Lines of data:
◆ ◆ ◆ ◆ ◆
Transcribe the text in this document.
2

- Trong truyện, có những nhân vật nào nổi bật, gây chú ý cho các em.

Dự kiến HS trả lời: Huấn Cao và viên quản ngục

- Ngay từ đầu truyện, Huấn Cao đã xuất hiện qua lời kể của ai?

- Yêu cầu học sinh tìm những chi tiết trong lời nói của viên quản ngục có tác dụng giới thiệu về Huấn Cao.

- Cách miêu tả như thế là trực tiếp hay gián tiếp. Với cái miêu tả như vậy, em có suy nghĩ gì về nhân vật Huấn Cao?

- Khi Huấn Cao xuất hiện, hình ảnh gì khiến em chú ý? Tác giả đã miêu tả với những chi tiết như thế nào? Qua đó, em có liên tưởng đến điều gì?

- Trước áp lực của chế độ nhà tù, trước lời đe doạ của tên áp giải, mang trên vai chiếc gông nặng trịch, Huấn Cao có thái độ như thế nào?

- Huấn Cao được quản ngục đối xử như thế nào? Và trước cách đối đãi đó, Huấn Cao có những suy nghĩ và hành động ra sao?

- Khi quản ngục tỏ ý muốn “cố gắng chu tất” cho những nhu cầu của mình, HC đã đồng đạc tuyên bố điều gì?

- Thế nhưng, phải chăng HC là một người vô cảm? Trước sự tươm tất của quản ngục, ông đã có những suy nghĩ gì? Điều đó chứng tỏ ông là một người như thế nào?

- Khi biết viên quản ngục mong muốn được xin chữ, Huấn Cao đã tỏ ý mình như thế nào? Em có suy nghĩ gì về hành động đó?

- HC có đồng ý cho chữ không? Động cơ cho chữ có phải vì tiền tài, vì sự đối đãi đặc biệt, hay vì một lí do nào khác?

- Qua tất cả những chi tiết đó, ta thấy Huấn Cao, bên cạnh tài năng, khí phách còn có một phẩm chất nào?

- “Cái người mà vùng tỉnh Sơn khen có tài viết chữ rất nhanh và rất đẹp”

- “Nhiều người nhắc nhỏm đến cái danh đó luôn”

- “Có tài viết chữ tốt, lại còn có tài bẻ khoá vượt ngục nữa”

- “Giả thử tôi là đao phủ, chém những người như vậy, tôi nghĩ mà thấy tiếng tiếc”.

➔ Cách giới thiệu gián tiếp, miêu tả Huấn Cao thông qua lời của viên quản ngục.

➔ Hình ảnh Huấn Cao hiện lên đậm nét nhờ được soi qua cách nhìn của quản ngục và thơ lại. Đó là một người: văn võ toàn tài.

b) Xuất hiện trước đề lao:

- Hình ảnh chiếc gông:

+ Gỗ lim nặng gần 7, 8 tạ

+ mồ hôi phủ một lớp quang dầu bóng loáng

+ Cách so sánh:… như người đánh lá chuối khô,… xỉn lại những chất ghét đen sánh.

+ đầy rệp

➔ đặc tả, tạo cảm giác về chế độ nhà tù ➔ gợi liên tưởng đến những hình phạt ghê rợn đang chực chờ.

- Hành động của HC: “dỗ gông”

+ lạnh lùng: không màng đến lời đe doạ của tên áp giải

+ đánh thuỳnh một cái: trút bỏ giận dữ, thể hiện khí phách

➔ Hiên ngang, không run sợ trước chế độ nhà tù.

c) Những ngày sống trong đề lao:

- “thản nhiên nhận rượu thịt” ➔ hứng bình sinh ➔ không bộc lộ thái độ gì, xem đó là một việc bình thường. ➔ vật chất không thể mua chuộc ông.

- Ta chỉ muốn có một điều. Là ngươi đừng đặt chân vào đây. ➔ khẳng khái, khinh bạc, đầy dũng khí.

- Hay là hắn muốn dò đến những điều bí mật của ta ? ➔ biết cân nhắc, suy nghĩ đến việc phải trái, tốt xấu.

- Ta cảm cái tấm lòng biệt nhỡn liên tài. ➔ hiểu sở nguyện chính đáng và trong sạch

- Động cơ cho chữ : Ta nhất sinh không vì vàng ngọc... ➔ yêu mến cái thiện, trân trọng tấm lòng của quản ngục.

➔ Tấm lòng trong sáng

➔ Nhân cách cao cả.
◆ ◆ ◆ ◆ ◆
SHORT TASK:
Restate every entry word for word.

FINAL RESULT:
Transcribe the text in this document.
2

- Trong truyện, có những nhân vật nào nổi bật, gây chú ý cho các em.

Dự kiến HS trả lời: Huấn Cao và viên quản ngục

- Ngay từ đầu truyện, Huấn Cao đã xuất hiện qua lời kể của ai?

- Yêu cầu học sinh tìm những chi tiết trong lời nói của viên quản ngục có tác dụng giới thiệu về Huấn Cao.

- Cách miêu tả như thế là trực tiếp hay gián tiếp. Với cái miêu tả như vậy, em có suy nghĩ gì về nhân vật Huấn Cao?

- Khi Huấn Cao xuất hiện, hình ảnh gì khiến em chú ý? Tác giả đã miêu tả với những chi tiết như thế nào? Qua đó, em có liên tưởng đến điều gì?

- Trước áp lực của chế độ nhà tù, trước lời đe doạ của tên áp giải, mang trên vai chiếc gông nặng trịch, Huấn Cao có thái độ như thế nào?

- Huấn Cao được quản ngục đối xử như thế nào? Và trước cách đối đãi đó, Huấn Cao có những suy nghĩ và hành động ra sao?

- Khi quản ngục tỏ ý muốn “cố gắng chu tất” cho những nhu cầu của mình, HC đã đồng đạc tuyên bố điều gì?

- Thế nhưng, phải chăng HC là một người vô cảm? Trước sự tươm tất của quản ngục, ông đã có những suy nghĩ gì? Điều đó chứng tỏ ông là một người như thế nào?

- Khi biết viên quản ngục mong muốn được xin chữ, Huấn Cao đã tỏ ý mình như thế nào? Em có suy nghĩ gì về hành động đó?

- HC có đồng ý cho chữ không? Động cơ cho chữ có phải vì tiền tài, vì sự đối đãi đặc biệt, hay vì một lí do nào khác?

- Qua tất cả những chi tiết đó, ta thấy Huấn Cao, bên cạnh tài năng, khí phách còn có một phẩm chất nào?

- “Cái người mà vùng tỉnh Sơn khen có tài viết chữ rất nhanh và rất đẹp”

- “Nhiều người nhắc nhỏm đến cái danh đó luôn”

- “Có tài viết chữ tốt, lại còn có tài bẻ khoá vượt ngục nữa”

- “Giả thử tôi là đao phủ, chém những người như vậy, tôi nghĩ mà thấy tiếng tiếc”.

➔ Cách giới thiệu gián tiếp, miêu tả Huấn Cao thông qua lời của viên quản ngục.

➔ Hình ảnh Huấn Cao hiện lên đậm nét nhờ được soi qua cách nhìn của quản ngục và thơ lại. Đó là một người: văn võ toàn tài.

b) Xuất hiện trước đề lao:

- Hình ảnh chiếc gông:

+ Gỗ lim nặng gần 7, 8 tạ

+ mồ hôi phủ một lớp quang dầu bóng loáng

+ Cách so sánh:… như người đánh lá chuối khô,… xỉn lại những chất ghét đen sánh.

+ đầy rệp

➔ đặc tả, tạo cảm giác về chế độ nhà tù ➔ gợi liên tưởng đến những hình phạt ghê rợn đang chực chờ.

- Hành động của HC: “dỗ gông”

+ lạnh lùng: không màng đến lời đe doạ của tên áp giải

+ đánh thuỳnh một cái: trút bỏ giận dữ, thể hiện khí phách

➔ Hiên ngang, không run sợ trước chế độ nhà tù.

c) Những ngày sống trong đề lao:

- “thản nhiên nhận rượu thịt” ➔ hứng bình sinh ➔ không bộc lộ thái độ gì, xem đó là một việc bình thường. ➔ vật chất không thể mua chuộc ông.

- Ta chỉ muốn có một điều. Là ngươi đừng đặt chân vào đây. ➔ khẳng khái, khinh bạc, đầy dũng khí.

- Hay là hắn muốn dò đến những điều bí mật của ta ? ➔ biết cân nhắc, suy nghĩ đến việc phải trái, tốt xấu.

- Ta cảm cái tấm lòng biệt nhỡn liên tài. ➔ hiểu sở nguyện chính đáng và trong sạch

- Động cơ cho chữ : Ta nhất sinh không vì vàng ngọc... ➔ yêu mến cái thiện, trân trọng tấm lòng của quản ngục.

➔ Tấm lòng trong sáng

➔ Nhân cách cao cả.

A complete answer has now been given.